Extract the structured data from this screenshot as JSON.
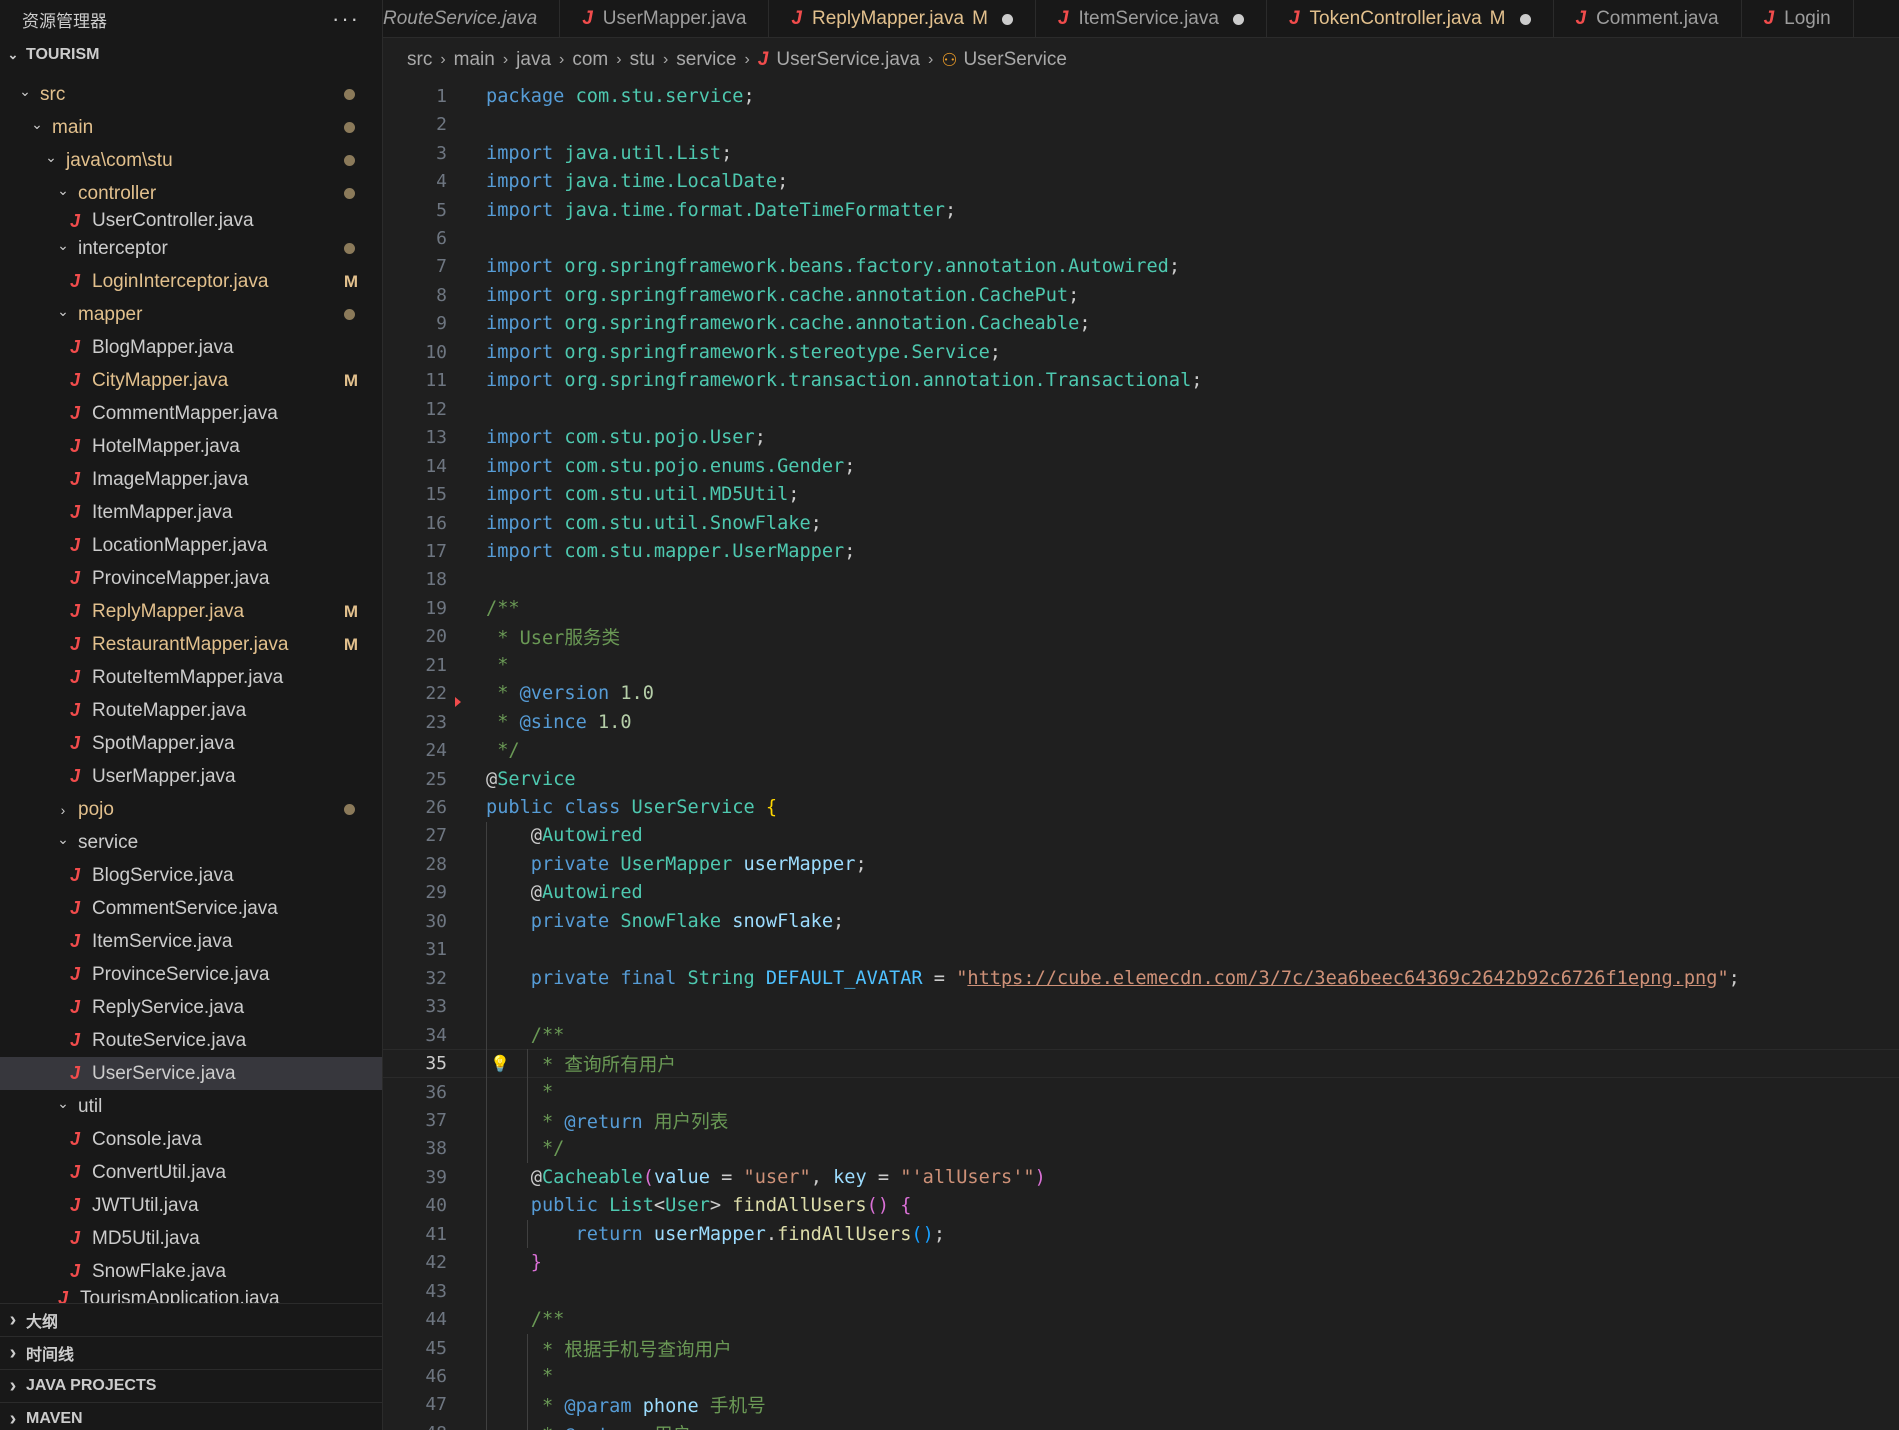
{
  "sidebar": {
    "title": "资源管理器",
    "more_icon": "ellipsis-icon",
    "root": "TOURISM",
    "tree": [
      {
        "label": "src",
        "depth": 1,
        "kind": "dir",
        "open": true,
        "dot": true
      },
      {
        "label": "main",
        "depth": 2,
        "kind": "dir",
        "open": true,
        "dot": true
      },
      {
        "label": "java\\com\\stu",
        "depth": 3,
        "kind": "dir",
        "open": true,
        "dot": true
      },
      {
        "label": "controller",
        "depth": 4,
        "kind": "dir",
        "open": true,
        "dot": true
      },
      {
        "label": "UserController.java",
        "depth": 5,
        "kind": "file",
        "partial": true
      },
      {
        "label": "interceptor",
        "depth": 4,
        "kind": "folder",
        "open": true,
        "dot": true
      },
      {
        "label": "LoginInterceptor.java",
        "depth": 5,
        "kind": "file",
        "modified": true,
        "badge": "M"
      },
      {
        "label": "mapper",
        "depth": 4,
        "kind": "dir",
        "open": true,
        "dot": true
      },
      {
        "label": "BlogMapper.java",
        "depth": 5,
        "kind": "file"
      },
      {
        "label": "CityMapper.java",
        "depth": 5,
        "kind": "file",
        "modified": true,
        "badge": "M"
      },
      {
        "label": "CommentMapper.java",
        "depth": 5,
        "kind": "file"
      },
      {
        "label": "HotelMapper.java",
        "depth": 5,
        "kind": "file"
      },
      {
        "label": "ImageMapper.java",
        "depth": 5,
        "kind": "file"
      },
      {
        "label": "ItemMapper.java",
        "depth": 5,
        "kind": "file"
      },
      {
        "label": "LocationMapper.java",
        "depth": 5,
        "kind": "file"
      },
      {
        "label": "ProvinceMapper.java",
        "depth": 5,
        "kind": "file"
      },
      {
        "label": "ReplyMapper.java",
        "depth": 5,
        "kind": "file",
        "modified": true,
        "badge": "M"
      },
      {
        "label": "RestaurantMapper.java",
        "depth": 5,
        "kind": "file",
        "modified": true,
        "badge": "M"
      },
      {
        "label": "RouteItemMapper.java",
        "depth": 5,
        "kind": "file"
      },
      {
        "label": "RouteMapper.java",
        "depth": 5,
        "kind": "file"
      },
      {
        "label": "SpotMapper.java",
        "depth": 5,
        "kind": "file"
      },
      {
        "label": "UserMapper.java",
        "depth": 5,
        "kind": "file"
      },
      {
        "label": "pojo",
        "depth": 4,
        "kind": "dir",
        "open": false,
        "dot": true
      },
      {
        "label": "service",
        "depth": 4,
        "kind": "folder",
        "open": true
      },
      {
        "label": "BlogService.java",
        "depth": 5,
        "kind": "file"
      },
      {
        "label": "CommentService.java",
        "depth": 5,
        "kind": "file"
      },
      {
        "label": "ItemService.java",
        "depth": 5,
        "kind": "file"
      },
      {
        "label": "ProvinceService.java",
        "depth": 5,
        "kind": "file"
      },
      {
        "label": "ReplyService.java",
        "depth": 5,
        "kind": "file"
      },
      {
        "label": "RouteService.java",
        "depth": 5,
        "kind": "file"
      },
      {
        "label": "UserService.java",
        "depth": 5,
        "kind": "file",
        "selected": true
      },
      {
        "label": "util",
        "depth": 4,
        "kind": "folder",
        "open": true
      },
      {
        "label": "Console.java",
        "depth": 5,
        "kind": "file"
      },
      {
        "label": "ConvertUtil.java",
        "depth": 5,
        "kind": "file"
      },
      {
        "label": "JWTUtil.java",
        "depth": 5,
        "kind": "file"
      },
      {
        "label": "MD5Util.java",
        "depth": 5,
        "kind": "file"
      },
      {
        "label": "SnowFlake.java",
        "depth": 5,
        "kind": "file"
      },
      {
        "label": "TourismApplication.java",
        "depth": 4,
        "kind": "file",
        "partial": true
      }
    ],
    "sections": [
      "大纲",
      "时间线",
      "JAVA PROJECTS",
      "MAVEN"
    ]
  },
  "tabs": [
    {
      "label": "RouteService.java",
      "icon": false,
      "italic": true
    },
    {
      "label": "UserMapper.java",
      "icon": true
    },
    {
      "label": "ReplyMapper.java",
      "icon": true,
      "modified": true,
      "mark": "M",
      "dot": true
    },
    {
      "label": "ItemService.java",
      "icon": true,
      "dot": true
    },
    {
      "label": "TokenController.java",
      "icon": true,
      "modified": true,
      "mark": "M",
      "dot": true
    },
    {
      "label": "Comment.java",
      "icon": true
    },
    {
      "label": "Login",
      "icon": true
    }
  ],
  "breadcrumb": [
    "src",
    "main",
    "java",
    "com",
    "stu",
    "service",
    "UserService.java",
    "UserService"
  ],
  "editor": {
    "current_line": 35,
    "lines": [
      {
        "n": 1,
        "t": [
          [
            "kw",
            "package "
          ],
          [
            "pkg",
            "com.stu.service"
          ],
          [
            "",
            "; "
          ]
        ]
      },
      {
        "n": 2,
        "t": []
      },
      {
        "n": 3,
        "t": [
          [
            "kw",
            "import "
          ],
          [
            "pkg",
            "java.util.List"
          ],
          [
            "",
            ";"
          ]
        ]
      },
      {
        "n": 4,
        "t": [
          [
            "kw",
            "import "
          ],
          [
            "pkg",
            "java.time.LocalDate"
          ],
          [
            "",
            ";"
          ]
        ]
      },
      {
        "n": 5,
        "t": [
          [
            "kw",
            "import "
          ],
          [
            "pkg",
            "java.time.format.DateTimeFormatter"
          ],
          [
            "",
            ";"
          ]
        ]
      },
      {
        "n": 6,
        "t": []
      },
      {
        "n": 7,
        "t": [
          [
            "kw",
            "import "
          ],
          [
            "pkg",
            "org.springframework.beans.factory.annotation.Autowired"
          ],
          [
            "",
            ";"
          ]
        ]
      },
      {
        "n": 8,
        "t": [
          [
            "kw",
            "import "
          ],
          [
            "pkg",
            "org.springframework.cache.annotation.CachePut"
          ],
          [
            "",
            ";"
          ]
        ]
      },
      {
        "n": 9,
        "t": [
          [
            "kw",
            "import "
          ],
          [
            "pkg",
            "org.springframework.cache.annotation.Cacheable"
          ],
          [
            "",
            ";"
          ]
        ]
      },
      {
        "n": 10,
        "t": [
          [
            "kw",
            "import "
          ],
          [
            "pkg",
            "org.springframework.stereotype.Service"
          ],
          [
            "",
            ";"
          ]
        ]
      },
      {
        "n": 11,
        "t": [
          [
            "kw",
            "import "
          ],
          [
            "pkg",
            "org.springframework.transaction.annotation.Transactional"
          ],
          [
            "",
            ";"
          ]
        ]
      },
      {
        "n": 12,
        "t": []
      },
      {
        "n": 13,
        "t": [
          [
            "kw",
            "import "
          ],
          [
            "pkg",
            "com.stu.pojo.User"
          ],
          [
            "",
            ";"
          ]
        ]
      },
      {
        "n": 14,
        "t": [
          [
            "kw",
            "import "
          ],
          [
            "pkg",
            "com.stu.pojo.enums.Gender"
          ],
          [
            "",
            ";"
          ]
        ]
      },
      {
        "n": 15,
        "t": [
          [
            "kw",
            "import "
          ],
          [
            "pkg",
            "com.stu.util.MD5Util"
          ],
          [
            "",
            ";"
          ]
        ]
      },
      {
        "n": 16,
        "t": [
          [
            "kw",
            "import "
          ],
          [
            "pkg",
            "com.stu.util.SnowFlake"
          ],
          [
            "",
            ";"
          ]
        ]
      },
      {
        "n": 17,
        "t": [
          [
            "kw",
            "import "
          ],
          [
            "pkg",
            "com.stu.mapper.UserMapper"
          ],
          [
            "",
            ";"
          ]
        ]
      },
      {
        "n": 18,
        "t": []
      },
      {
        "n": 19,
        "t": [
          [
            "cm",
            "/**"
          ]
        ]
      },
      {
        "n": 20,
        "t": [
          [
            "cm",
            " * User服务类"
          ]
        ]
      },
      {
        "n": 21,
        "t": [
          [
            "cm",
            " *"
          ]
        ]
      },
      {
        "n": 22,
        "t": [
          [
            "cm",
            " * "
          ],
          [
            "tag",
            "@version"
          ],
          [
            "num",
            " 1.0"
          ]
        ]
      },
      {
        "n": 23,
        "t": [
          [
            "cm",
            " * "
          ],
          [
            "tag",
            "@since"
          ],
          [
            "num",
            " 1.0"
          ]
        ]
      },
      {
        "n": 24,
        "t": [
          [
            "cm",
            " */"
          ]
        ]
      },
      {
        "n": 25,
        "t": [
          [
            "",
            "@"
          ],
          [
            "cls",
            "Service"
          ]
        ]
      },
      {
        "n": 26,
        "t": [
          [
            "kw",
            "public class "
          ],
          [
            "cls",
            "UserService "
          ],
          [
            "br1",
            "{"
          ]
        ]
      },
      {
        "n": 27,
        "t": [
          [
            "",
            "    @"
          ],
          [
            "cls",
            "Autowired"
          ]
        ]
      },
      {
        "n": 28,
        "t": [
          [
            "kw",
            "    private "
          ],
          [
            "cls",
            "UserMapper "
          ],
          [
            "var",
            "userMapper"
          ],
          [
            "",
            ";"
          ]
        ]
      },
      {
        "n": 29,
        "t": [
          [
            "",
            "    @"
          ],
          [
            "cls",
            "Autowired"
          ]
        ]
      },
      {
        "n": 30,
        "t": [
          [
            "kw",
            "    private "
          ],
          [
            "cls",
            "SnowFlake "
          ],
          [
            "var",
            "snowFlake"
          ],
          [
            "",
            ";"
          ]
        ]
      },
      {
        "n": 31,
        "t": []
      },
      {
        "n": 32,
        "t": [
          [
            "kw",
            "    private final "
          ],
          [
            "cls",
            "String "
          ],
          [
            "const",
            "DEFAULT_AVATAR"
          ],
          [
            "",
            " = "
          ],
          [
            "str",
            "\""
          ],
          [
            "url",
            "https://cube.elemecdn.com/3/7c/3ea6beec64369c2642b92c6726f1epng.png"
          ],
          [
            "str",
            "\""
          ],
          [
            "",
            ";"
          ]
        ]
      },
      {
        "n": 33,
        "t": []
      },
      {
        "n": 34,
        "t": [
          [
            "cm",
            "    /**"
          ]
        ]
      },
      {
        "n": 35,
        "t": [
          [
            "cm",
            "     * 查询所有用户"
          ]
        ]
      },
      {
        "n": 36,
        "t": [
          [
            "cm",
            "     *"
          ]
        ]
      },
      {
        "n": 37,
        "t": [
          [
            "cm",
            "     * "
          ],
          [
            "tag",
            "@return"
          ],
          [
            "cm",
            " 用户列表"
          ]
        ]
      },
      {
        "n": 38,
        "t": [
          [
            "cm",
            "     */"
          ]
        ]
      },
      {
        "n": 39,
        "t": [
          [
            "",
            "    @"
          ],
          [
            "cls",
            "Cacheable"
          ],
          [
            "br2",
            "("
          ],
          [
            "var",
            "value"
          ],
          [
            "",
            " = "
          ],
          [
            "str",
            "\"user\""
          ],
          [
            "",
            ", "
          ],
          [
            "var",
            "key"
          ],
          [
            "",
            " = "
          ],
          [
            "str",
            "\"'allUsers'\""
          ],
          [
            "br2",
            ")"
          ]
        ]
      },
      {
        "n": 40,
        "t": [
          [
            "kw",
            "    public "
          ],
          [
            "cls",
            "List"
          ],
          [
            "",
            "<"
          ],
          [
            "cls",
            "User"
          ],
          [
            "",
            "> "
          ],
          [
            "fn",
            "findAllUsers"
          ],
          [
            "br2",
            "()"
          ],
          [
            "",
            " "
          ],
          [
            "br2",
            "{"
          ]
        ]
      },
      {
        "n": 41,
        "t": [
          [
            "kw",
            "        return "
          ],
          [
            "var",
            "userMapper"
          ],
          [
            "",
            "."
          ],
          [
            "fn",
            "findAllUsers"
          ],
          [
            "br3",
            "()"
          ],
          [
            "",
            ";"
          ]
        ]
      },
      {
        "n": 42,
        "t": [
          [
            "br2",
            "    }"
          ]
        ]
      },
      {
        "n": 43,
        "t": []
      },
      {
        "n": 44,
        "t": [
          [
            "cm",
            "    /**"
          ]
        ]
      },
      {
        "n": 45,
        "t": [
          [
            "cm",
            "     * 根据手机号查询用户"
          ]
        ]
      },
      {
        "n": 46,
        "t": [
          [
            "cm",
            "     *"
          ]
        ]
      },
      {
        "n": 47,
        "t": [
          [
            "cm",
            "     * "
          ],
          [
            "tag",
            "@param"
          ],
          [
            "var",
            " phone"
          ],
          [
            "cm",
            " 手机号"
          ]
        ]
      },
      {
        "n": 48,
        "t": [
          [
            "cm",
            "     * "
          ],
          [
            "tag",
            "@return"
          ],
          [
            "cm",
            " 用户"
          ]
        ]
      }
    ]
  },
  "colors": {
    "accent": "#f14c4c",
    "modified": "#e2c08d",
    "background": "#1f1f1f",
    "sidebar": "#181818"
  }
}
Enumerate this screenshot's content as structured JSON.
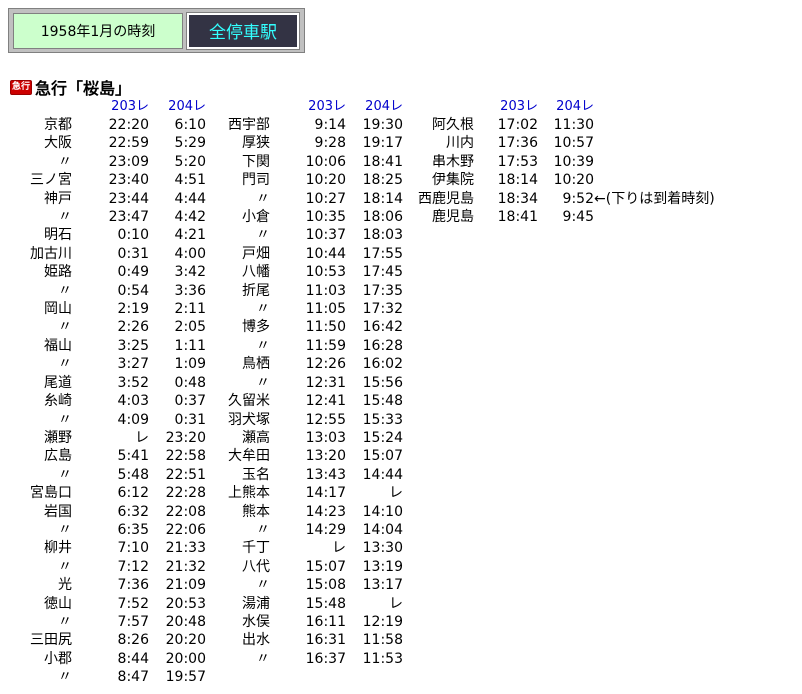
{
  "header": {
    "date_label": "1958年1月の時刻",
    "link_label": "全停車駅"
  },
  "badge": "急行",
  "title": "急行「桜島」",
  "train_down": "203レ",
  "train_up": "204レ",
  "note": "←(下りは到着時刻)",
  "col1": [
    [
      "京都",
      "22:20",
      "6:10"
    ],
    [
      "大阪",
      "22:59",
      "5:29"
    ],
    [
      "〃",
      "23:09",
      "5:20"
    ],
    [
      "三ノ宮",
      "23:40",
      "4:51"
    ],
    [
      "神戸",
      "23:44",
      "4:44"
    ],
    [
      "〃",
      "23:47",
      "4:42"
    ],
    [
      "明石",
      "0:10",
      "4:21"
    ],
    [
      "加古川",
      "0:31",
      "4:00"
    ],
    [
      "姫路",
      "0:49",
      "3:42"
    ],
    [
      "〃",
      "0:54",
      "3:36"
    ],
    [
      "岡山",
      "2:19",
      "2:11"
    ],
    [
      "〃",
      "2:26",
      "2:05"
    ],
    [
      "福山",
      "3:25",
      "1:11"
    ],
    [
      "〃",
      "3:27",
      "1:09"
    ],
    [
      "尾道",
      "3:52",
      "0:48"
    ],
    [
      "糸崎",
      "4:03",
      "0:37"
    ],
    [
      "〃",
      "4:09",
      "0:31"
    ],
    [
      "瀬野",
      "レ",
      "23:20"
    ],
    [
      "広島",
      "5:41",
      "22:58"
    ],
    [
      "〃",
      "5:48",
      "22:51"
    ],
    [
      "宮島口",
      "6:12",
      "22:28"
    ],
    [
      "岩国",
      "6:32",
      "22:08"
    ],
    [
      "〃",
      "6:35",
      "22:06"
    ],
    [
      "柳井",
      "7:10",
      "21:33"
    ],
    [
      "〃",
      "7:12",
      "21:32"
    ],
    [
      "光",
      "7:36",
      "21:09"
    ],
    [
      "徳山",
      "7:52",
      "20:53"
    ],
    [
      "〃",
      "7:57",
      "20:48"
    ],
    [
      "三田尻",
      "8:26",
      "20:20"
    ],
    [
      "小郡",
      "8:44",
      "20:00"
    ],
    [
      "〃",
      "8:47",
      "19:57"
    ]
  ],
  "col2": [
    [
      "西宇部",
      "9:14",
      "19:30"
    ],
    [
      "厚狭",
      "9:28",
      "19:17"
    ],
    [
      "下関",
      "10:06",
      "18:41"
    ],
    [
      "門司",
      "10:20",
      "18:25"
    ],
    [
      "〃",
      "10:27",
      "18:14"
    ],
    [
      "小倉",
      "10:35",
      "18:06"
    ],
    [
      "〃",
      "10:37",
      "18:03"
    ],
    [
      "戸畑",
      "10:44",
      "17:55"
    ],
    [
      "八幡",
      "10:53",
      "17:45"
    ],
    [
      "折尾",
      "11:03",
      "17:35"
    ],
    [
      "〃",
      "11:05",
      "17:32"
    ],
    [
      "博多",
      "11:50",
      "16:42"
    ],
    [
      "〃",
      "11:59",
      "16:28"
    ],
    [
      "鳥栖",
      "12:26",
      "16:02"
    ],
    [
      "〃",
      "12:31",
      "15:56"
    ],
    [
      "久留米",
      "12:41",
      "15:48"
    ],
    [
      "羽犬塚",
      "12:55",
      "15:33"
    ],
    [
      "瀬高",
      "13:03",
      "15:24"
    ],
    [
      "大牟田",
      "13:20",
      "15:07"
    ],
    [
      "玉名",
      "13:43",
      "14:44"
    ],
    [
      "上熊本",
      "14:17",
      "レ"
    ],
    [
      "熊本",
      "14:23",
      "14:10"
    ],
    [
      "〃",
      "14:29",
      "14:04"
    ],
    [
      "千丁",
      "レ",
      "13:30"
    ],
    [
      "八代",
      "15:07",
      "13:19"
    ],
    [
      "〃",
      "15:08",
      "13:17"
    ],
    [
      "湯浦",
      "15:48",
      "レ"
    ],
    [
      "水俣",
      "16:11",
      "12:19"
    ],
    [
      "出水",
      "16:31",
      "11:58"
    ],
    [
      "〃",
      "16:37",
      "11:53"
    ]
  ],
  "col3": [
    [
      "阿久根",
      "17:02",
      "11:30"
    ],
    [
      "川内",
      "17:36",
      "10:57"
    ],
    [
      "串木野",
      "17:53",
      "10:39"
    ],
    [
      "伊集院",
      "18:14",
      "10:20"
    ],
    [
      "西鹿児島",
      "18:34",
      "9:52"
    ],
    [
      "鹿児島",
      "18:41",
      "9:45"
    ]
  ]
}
━━━━━━━━━━━━━━━━━━━━
* _Task objective_
Show every line of the listing in which the string "JSON" can be found.

* _Result of the task_
Extract the structured data from this screenshot as JSON.
Enumerate this screenshot's content as structured JSON.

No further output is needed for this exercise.